WHAT IS ASKED: Print the full listing exactly.
-- Start of EXTRACTED MATERIAL --
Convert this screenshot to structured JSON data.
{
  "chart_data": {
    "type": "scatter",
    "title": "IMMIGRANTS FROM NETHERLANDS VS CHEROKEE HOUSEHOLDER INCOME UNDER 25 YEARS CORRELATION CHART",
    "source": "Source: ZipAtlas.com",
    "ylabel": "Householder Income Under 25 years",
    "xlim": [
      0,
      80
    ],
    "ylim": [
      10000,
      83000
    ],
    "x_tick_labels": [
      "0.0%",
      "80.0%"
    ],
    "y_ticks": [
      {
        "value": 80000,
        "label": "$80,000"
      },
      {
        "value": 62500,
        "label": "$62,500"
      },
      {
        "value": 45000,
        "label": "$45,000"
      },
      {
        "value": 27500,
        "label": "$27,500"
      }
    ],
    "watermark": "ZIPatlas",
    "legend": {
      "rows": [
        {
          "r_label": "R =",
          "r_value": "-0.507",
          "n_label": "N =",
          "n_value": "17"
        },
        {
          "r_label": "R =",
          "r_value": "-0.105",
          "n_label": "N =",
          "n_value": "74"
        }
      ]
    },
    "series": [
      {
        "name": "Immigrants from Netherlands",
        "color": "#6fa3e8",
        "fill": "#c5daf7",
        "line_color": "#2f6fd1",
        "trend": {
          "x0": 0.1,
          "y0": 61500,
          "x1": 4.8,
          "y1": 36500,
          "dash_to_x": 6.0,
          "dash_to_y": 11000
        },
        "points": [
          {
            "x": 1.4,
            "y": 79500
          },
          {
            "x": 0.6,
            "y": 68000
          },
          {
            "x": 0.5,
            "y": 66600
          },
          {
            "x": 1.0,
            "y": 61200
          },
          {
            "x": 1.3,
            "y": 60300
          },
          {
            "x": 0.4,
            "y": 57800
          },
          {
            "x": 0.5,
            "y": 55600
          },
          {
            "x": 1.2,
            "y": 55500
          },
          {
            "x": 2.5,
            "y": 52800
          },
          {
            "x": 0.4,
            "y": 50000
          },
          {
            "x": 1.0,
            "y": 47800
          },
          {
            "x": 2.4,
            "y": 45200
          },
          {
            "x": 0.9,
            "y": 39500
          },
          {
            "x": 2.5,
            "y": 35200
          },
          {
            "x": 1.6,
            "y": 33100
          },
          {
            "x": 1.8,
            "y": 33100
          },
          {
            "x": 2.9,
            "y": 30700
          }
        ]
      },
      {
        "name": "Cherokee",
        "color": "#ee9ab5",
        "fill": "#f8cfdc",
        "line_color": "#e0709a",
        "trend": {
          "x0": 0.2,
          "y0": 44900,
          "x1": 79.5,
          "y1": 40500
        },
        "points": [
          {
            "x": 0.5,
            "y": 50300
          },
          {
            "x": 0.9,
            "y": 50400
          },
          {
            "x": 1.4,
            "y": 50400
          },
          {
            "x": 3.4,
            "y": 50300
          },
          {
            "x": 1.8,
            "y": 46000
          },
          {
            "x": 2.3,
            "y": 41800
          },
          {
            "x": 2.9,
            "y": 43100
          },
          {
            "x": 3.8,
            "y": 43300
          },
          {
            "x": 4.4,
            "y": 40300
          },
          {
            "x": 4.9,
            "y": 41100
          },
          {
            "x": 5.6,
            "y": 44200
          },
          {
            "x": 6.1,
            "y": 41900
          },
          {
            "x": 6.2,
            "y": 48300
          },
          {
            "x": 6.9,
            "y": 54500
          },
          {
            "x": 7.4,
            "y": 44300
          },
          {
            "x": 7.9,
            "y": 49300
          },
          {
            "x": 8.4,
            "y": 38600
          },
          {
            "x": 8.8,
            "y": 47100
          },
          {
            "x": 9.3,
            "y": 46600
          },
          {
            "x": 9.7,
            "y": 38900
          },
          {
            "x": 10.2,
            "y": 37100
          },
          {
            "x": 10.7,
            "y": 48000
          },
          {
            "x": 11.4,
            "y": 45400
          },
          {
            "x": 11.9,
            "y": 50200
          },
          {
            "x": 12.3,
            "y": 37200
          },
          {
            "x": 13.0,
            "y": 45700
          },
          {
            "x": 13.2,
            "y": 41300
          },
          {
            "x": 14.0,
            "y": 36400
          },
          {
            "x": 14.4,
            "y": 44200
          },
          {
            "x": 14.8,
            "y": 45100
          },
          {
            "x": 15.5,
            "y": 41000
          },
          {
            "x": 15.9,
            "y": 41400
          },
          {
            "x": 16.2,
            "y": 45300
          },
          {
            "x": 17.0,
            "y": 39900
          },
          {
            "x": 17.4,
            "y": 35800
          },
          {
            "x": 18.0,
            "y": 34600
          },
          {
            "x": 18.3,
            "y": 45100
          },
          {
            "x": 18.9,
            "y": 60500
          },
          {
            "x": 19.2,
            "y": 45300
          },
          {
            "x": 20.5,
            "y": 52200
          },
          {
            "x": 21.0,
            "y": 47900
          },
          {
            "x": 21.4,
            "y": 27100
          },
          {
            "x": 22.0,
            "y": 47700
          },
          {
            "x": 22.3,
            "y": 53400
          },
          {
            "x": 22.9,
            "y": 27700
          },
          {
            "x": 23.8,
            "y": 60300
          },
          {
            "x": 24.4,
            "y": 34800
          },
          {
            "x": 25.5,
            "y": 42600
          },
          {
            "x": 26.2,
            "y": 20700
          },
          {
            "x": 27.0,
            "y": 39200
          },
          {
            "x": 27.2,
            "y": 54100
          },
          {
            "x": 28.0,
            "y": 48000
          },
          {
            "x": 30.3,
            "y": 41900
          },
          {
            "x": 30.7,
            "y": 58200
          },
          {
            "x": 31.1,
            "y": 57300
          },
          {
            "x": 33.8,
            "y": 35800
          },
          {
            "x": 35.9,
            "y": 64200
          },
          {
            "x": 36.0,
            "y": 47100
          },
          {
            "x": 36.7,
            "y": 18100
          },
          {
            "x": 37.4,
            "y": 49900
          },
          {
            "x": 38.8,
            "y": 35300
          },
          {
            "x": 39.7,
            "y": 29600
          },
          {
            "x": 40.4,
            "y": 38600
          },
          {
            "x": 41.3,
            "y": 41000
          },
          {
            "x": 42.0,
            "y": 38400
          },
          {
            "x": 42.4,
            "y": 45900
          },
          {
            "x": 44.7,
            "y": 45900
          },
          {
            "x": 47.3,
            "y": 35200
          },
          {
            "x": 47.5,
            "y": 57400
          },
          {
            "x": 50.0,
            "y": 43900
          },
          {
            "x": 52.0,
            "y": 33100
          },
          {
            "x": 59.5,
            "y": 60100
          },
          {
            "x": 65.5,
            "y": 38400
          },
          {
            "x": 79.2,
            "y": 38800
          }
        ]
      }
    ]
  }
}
-- End of EXTRACTED MATERIAL --
THE SOLUTION:
Convert this screenshot to structured JSON data.
{
  "chart_data": {
    "type": "scatter",
    "title": "IMMIGRANTS FROM NETHERLANDS VS CHEROKEE HOUSEHOLDER INCOME UNDER 25 YEARS CORRELATION CHART",
    "source": "Source: ZipAtlas.com",
    "ylabel": "Householder Income Under 25 years",
    "xlim": [
      0,
      80
    ],
    "ylim": [
      10000,
      83000
    ],
    "x_tick_labels": [
      "0.0%",
      "80.0%"
    ],
    "y_ticks": [
      {
        "value": 80000,
        "label": "$80,000"
      },
      {
        "value": 62500,
        "label": "$62,500"
      },
      {
        "value": 45000,
        "label": "$45,000"
      },
      {
        "value": 27500,
        "label": "$27,500"
      }
    ],
    "watermark": "ZIPatlas",
    "legend": {
      "rows": [
        {
          "r_label": "R =",
          "r_value": "-0.507",
          "n_label": "N =",
          "n_value": "17"
        },
        {
          "r_label": "R =",
          "r_value": "-0.105",
          "n_label": "N =",
          "n_value": "74"
        }
      ]
    },
    "series": [
      {
        "name": "Immigrants from Netherlands",
        "color": "#6fa3e8",
        "fill": "#c5daf7",
        "line_color": "#2f6fd1",
        "trend": {
          "x0": 0.1,
          "y0": 61500,
          "x1": 4.8,
          "y1": 36500,
          "dash_to_x": 6.0,
          "dash_to_y": 11000
        },
        "points": [
          {
            "x": 1.4,
            "y": 79500
          },
          {
            "x": 0.6,
            "y": 68000
          },
          {
            "x": 0.5,
            "y": 66600
          },
          {
            "x": 1.0,
            "y": 61200
          },
          {
            "x": 1.3,
            "y": 60300
          },
          {
            "x": 0.4,
            "y": 57800
          },
          {
            "x": 0.5,
            "y": 55600
          },
          {
            "x": 1.2,
            "y": 55500
          },
          {
            "x": 2.5,
            "y": 52800
          },
          {
            "x": 0.4,
            "y": 50000
          },
          {
            "x": 1.0,
            "y": 47800
          },
          {
            "x": 2.4,
            "y": 45200
          },
          {
            "x": 0.9,
            "y": 39500
          },
          {
            "x": 2.5,
            "y": 35200
          },
          {
            "x": 1.6,
            "y": 33100
          },
          {
            "x": 1.8,
            "y": 33100
          },
          {
            "x": 2.9,
            "y": 30700
          }
        ]
      },
      {
        "name": "Cherokee",
        "color": "#ee9ab5",
        "fill": "#f8cfdc",
        "line_color": "#e0709a",
        "trend": {
          "x0": 0.2,
          "y0": 44900,
          "x1": 79.5,
          "y1": 40500
        },
        "points": [
          {
            "x": 0.5,
            "y": 50300
          },
          {
            "x": 0.9,
            "y": 50400
          },
          {
            "x": 1.4,
            "y": 50400
          },
          {
            "x": 3.4,
            "y": 50300
          },
          {
            "x": 1.8,
            "y": 46000
          },
          {
            "x": 2.3,
            "y": 41800
          },
          {
            "x": 2.9,
            "y": 43100
          },
          {
            "x": 3.8,
            "y": 43300
          },
          {
            "x": 4.4,
            "y": 40300
          },
          {
            "x": 4.9,
            "y": 41100
          },
          {
            "x": 5.6,
            "y": 44200
          },
          {
            "x": 6.1,
            "y": 41900
          },
          {
            "x": 6.2,
            "y": 48300
          },
          {
            "x": 6.9,
            "y": 54500
          },
          {
            "x": 7.4,
            "y": 44300
          },
          {
            "x": 7.9,
            "y": 49300
          },
          {
            "x": 8.4,
            "y": 38600
          },
          {
            "x": 8.8,
            "y": 47100
          },
          {
            "x": 9.3,
            "y": 46600
          },
          {
            "x": 9.7,
            "y": 38900
          },
          {
            "x": 10.2,
            "y": 37100
          },
          {
            "x": 10.7,
            "y": 48000
          },
          {
            "x": 11.4,
            "y": 45400
          },
          {
            "x": 11.9,
            "y": 50200
          },
          {
            "x": 12.3,
            "y": 37200
          },
          {
            "x": 13.0,
            "y": 45700
          },
          {
            "x": 13.2,
            "y": 41300
          },
          {
            "x": 14.0,
            "y": 36400
          },
          {
            "x": 14.4,
            "y": 44200
          },
          {
            "x": 14.8,
            "y": 45100
          },
          {
            "x": 15.5,
            "y": 41000
          },
          {
            "x": 15.9,
            "y": 41400
          },
          {
            "x": 16.2,
            "y": 45300
          },
          {
            "x": 17.0,
            "y": 39900
          },
          {
            "x": 17.4,
            "y": 35800
          },
          {
            "x": 18.0,
            "y": 34600
          },
          {
            "x": 18.3,
            "y": 45100
          },
          {
            "x": 18.9,
            "y": 60500
          },
          {
            "x": 19.2,
            "y": 45300
          },
          {
            "x": 20.5,
            "y": 52200
          },
          {
            "x": 21.0,
            "y": 47900
          },
          {
            "x": 21.4,
            "y": 27100
          },
          {
            "x": 22.0,
            "y": 47700
          },
          {
            "x": 22.3,
            "y": 53400
          },
          {
            "x": 22.9,
            "y": 27700
          },
          {
            "x": 23.8,
            "y": 60300
          },
          {
            "x": 24.4,
            "y": 34800
          },
          {
            "x": 25.5,
            "y": 42600
          },
          {
            "x": 26.2,
            "y": 20700
          },
          {
            "x": 27.0,
            "y": 39200
          },
          {
            "x": 27.2,
            "y": 54100
          },
          {
            "x": 28.0,
            "y": 48000
          },
          {
            "x": 30.3,
            "y": 41900
          },
          {
            "x": 30.7,
            "y": 58200
          },
          {
            "x": 31.1,
            "y": 57300
          },
          {
            "x": 33.8,
            "y": 35800
          },
          {
            "x": 35.9,
            "y": 64200
          },
          {
            "x": 36.0,
            "y": 47100
          },
          {
            "x": 36.7,
            "y": 18100
          },
          {
            "x": 37.4,
            "y": 49900
          },
          {
            "x": 38.8,
            "y": 35300
          },
          {
            "x": 39.7,
            "y": 29600
          },
          {
            "x": 40.4,
            "y": 38600
          },
          {
            "x": 41.3,
            "y": 41000
          },
          {
            "x": 42.0,
            "y": 38400
          },
          {
            "x": 42.4,
            "y": 45900
          },
          {
            "x": 44.7,
            "y": 45900
          },
          {
            "x": 47.3,
            "y": 35200
          },
          {
            "x": 47.5,
            "y": 57400
          },
          {
            "x": 50.0,
            "y": 43900
          },
          {
            "x": 52.0,
            "y": 33100
          },
          {
            "x": 59.5,
            "y": 60100
          },
          {
            "x": 65.5,
            "y": 38400
          },
          {
            "x": 79.2,
            "y": 38800
          }
        ]
      }
    ]
  }
}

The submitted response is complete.